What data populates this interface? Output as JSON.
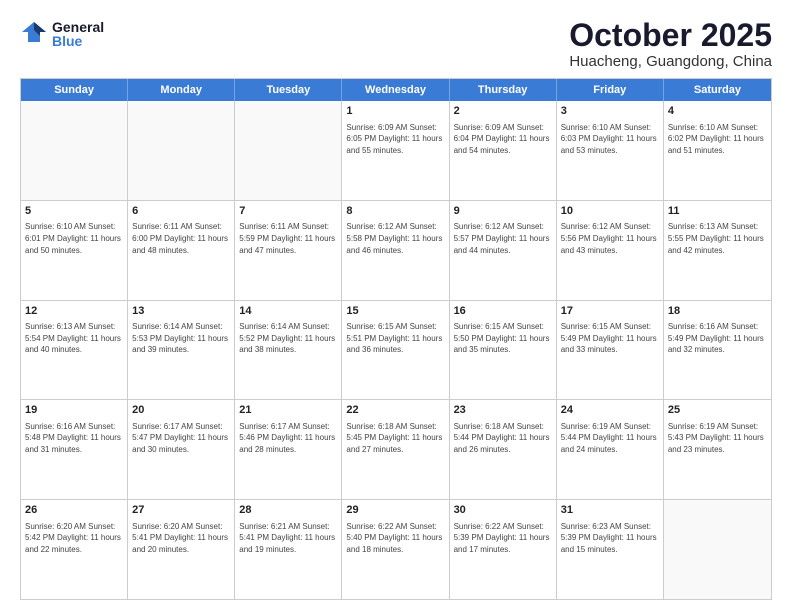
{
  "header": {
    "logo_general": "General",
    "logo_blue": "Blue",
    "title": "October 2025",
    "location": "Huacheng, Guangdong, China"
  },
  "weekdays": [
    "Sunday",
    "Monday",
    "Tuesday",
    "Wednesday",
    "Thursday",
    "Friday",
    "Saturday"
  ],
  "weeks": [
    [
      {
        "day": "",
        "info": ""
      },
      {
        "day": "",
        "info": ""
      },
      {
        "day": "",
        "info": ""
      },
      {
        "day": "1",
        "info": "Sunrise: 6:09 AM\nSunset: 6:05 PM\nDaylight: 11 hours\nand 55 minutes."
      },
      {
        "day": "2",
        "info": "Sunrise: 6:09 AM\nSunset: 6:04 PM\nDaylight: 11 hours\nand 54 minutes."
      },
      {
        "day": "3",
        "info": "Sunrise: 6:10 AM\nSunset: 6:03 PM\nDaylight: 11 hours\nand 53 minutes."
      },
      {
        "day": "4",
        "info": "Sunrise: 6:10 AM\nSunset: 6:02 PM\nDaylight: 11 hours\nand 51 minutes."
      }
    ],
    [
      {
        "day": "5",
        "info": "Sunrise: 6:10 AM\nSunset: 6:01 PM\nDaylight: 11 hours\nand 50 minutes."
      },
      {
        "day": "6",
        "info": "Sunrise: 6:11 AM\nSunset: 6:00 PM\nDaylight: 11 hours\nand 48 minutes."
      },
      {
        "day": "7",
        "info": "Sunrise: 6:11 AM\nSunset: 5:59 PM\nDaylight: 11 hours\nand 47 minutes."
      },
      {
        "day": "8",
        "info": "Sunrise: 6:12 AM\nSunset: 5:58 PM\nDaylight: 11 hours\nand 46 minutes."
      },
      {
        "day": "9",
        "info": "Sunrise: 6:12 AM\nSunset: 5:57 PM\nDaylight: 11 hours\nand 44 minutes."
      },
      {
        "day": "10",
        "info": "Sunrise: 6:12 AM\nSunset: 5:56 PM\nDaylight: 11 hours\nand 43 minutes."
      },
      {
        "day": "11",
        "info": "Sunrise: 6:13 AM\nSunset: 5:55 PM\nDaylight: 11 hours\nand 42 minutes."
      }
    ],
    [
      {
        "day": "12",
        "info": "Sunrise: 6:13 AM\nSunset: 5:54 PM\nDaylight: 11 hours\nand 40 minutes."
      },
      {
        "day": "13",
        "info": "Sunrise: 6:14 AM\nSunset: 5:53 PM\nDaylight: 11 hours\nand 39 minutes."
      },
      {
        "day": "14",
        "info": "Sunrise: 6:14 AM\nSunset: 5:52 PM\nDaylight: 11 hours\nand 38 minutes."
      },
      {
        "day": "15",
        "info": "Sunrise: 6:15 AM\nSunset: 5:51 PM\nDaylight: 11 hours\nand 36 minutes."
      },
      {
        "day": "16",
        "info": "Sunrise: 6:15 AM\nSunset: 5:50 PM\nDaylight: 11 hours\nand 35 minutes."
      },
      {
        "day": "17",
        "info": "Sunrise: 6:15 AM\nSunset: 5:49 PM\nDaylight: 11 hours\nand 33 minutes."
      },
      {
        "day": "18",
        "info": "Sunrise: 6:16 AM\nSunset: 5:49 PM\nDaylight: 11 hours\nand 32 minutes."
      }
    ],
    [
      {
        "day": "19",
        "info": "Sunrise: 6:16 AM\nSunset: 5:48 PM\nDaylight: 11 hours\nand 31 minutes."
      },
      {
        "day": "20",
        "info": "Sunrise: 6:17 AM\nSunset: 5:47 PM\nDaylight: 11 hours\nand 30 minutes."
      },
      {
        "day": "21",
        "info": "Sunrise: 6:17 AM\nSunset: 5:46 PM\nDaylight: 11 hours\nand 28 minutes."
      },
      {
        "day": "22",
        "info": "Sunrise: 6:18 AM\nSunset: 5:45 PM\nDaylight: 11 hours\nand 27 minutes."
      },
      {
        "day": "23",
        "info": "Sunrise: 6:18 AM\nSunset: 5:44 PM\nDaylight: 11 hours\nand 26 minutes."
      },
      {
        "day": "24",
        "info": "Sunrise: 6:19 AM\nSunset: 5:44 PM\nDaylight: 11 hours\nand 24 minutes."
      },
      {
        "day": "25",
        "info": "Sunrise: 6:19 AM\nSunset: 5:43 PM\nDaylight: 11 hours\nand 23 minutes."
      }
    ],
    [
      {
        "day": "26",
        "info": "Sunrise: 6:20 AM\nSunset: 5:42 PM\nDaylight: 11 hours\nand 22 minutes."
      },
      {
        "day": "27",
        "info": "Sunrise: 6:20 AM\nSunset: 5:41 PM\nDaylight: 11 hours\nand 20 minutes."
      },
      {
        "day": "28",
        "info": "Sunrise: 6:21 AM\nSunset: 5:41 PM\nDaylight: 11 hours\nand 19 minutes."
      },
      {
        "day": "29",
        "info": "Sunrise: 6:22 AM\nSunset: 5:40 PM\nDaylight: 11 hours\nand 18 minutes."
      },
      {
        "day": "30",
        "info": "Sunrise: 6:22 AM\nSunset: 5:39 PM\nDaylight: 11 hours\nand 17 minutes."
      },
      {
        "day": "31",
        "info": "Sunrise: 6:23 AM\nSunset: 5:39 PM\nDaylight: 11 hours\nand 15 minutes."
      },
      {
        "day": "",
        "info": ""
      }
    ]
  ]
}
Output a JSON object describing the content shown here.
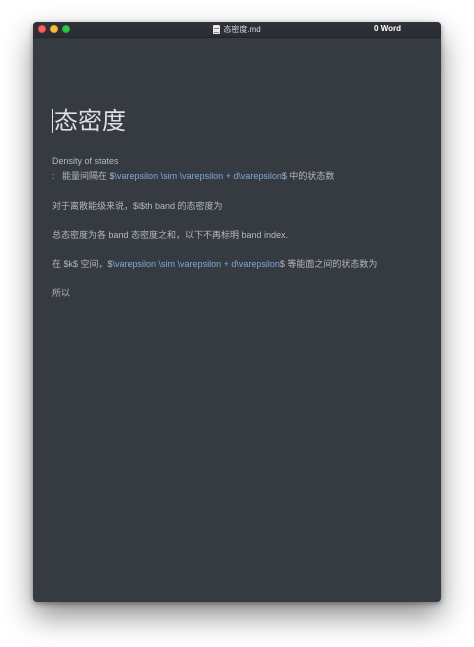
{
  "window": {
    "filename": "态密度.md",
    "word_count": "0 Word"
  },
  "doc": {
    "heading": "态密度",
    "def_term": "Density of states",
    "def_colon": ":",
    "def_pre": "能量间隔在 $",
    "def_math": "\\varepsilon \\sim \\varepsilon + d\\varepsilon",
    "def_post": "$ 中的状态数",
    "p1": "对于离散能级来说，$i$th band 的态密度为",
    "p2": "总态密度为各 band 态密度之和，以下不再标明 band index.",
    "p3_pre": "在 $k$ 空间，$",
    "p3_math": "\\varepsilon \\sim \\varepsilon + d\\varepsilon",
    "p3_post": "$ 等能面之间的状态数为",
    "p4": "所以"
  },
  "colors": {
    "background": "#363b41",
    "text": "#b4b9bf",
    "math": "#7fa7d8",
    "heading": "#dcdfe3"
  }
}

## [Task objective]
Repeat the material above word for word, please, apart from its images.

## [Exercise result]
What data populates this interface? Output as JSON.
{
  "header": {
    "logo_general": "General",
    "logo_blue": "Blue",
    "title": "October 2025",
    "location": "Huacheng, Guangdong, China"
  },
  "weekdays": [
    "Sunday",
    "Monday",
    "Tuesday",
    "Wednesday",
    "Thursday",
    "Friday",
    "Saturday"
  ],
  "weeks": [
    [
      {
        "day": "",
        "info": ""
      },
      {
        "day": "",
        "info": ""
      },
      {
        "day": "",
        "info": ""
      },
      {
        "day": "1",
        "info": "Sunrise: 6:09 AM\nSunset: 6:05 PM\nDaylight: 11 hours\nand 55 minutes."
      },
      {
        "day": "2",
        "info": "Sunrise: 6:09 AM\nSunset: 6:04 PM\nDaylight: 11 hours\nand 54 minutes."
      },
      {
        "day": "3",
        "info": "Sunrise: 6:10 AM\nSunset: 6:03 PM\nDaylight: 11 hours\nand 53 minutes."
      },
      {
        "day": "4",
        "info": "Sunrise: 6:10 AM\nSunset: 6:02 PM\nDaylight: 11 hours\nand 51 minutes."
      }
    ],
    [
      {
        "day": "5",
        "info": "Sunrise: 6:10 AM\nSunset: 6:01 PM\nDaylight: 11 hours\nand 50 minutes."
      },
      {
        "day": "6",
        "info": "Sunrise: 6:11 AM\nSunset: 6:00 PM\nDaylight: 11 hours\nand 48 minutes."
      },
      {
        "day": "7",
        "info": "Sunrise: 6:11 AM\nSunset: 5:59 PM\nDaylight: 11 hours\nand 47 minutes."
      },
      {
        "day": "8",
        "info": "Sunrise: 6:12 AM\nSunset: 5:58 PM\nDaylight: 11 hours\nand 46 minutes."
      },
      {
        "day": "9",
        "info": "Sunrise: 6:12 AM\nSunset: 5:57 PM\nDaylight: 11 hours\nand 44 minutes."
      },
      {
        "day": "10",
        "info": "Sunrise: 6:12 AM\nSunset: 5:56 PM\nDaylight: 11 hours\nand 43 minutes."
      },
      {
        "day": "11",
        "info": "Sunrise: 6:13 AM\nSunset: 5:55 PM\nDaylight: 11 hours\nand 42 minutes."
      }
    ],
    [
      {
        "day": "12",
        "info": "Sunrise: 6:13 AM\nSunset: 5:54 PM\nDaylight: 11 hours\nand 40 minutes."
      },
      {
        "day": "13",
        "info": "Sunrise: 6:14 AM\nSunset: 5:53 PM\nDaylight: 11 hours\nand 39 minutes."
      },
      {
        "day": "14",
        "info": "Sunrise: 6:14 AM\nSunset: 5:52 PM\nDaylight: 11 hours\nand 38 minutes."
      },
      {
        "day": "15",
        "info": "Sunrise: 6:15 AM\nSunset: 5:51 PM\nDaylight: 11 hours\nand 36 minutes."
      },
      {
        "day": "16",
        "info": "Sunrise: 6:15 AM\nSunset: 5:50 PM\nDaylight: 11 hours\nand 35 minutes."
      },
      {
        "day": "17",
        "info": "Sunrise: 6:15 AM\nSunset: 5:49 PM\nDaylight: 11 hours\nand 33 minutes."
      },
      {
        "day": "18",
        "info": "Sunrise: 6:16 AM\nSunset: 5:49 PM\nDaylight: 11 hours\nand 32 minutes."
      }
    ],
    [
      {
        "day": "19",
        "info": "Sunrise: 6:16 AM\nSunset: 5:48 PM\nDaylight: 11 hours\nand 31 minutes."
      },
      {
        "day": "20",
        "info": "Sunrise: 6:17 AM\nSunset: 5:47 PM\nDaylight: 11 hours\nand 30 minutes."
      },
      {
        "day": "21",
        "info": "Sunrise: 6:17 AM\nSunset: 5:46 PM\nDaylight: 11 hours\nand 28 minutes."
      },
      {
        "day": "22",
        "info": "Sunrise: 6:18 AM\nSunset: 5:45 PM\nDaylight: 11 hours\nand 27 minutes."
      },
      {
        "day": "23",
        "info": "Sunrise: 6:18 AM\nSunset: 5:44 PM\nDaylight: 11 hours\nand 26 minutes."
      },
      {
        "day": "24",
        "info": "Sunrise: 6:19 AM\nSunset: 5:44 PM\nDaylight: 11 hours\nand 24 minutes."
      },
      {
        "day": "25",
        "info": "Sunrise: 6:19 AM\nSunset: 5:43 PM\nDaylight: 11 hours\nand 23 minutes."
      }
    ],
    [
      {
        "day": "26",
        "info": "Sunrise: 6:20 AM\nSunset: 5:42 PM\nDaylight: 11 hours\nand 22 minutes."
      },
      {
        "day": "27",
        "info": "Sunrise: 6:20 AM\nSunset: 5:41 PM\nDaylight: 11 hours\nand 20 minutes."
      },
      {
        "day": "28",
        "info": "Sunrise: 6:21 AM\nSunset: 5:41 PM\nDaylight: 11 hours\nand 19 minutes."
      },
      {
        "day": "29",
        "info": "Sunrise: 6:22 AM\nSunset: 5:40 PM\nDaylight: 11 hours\nand 18 minutes."
      },
      {
        "day": "30",
        "info": "Sunrise: 6:22 AM\nSunset: 5:39 PM\nDaylight: 11 hours\nand 17 minutes."
      },
      {
        "day": "31",
        "info": "Sunrise: 6:23 AM\nSunset: 5:39 PM\nDaylight: 11 hours\nand 15 minutes."
      },
      {
        "day": "",
        "info": ""
      }
    ]
  ]
}
Output a JSON object describing the content shown here.
{
  "window": {
    "filename": "态密度.md",
    "word_count": "0 Word"
  },
  "doc": {
    "heading": "态密度",
    "def_term": "Density of states",
    "def_colon": ":",
    "def_pre": "能量间隔在 $",
    "def_math": "\\varepsilon \\sim \\varepsilon + d\\varepsilon",
    "def_post": "$ 中的状态数",
    "p1": "对于离散能级来说，$i$th band 的态密度为",
    "p2": "总态密度为各 band 态密度之和，以下不再标明 band index.",
    "p3_pre": "在 $k$ 空间，$",
    "p3_math": "\\varepsilon \\sim \\varepsilon + d\\varepsilon",
    "p3_post": "$ 等能面之间的状态数为",
    "p4": "所以"
  },
  "colors": {
    "background": "#363b41",
    "text": "#b4b9bf",
    "math": "#7fa7d8",
    "heading": "#dcdfe3"
  }
}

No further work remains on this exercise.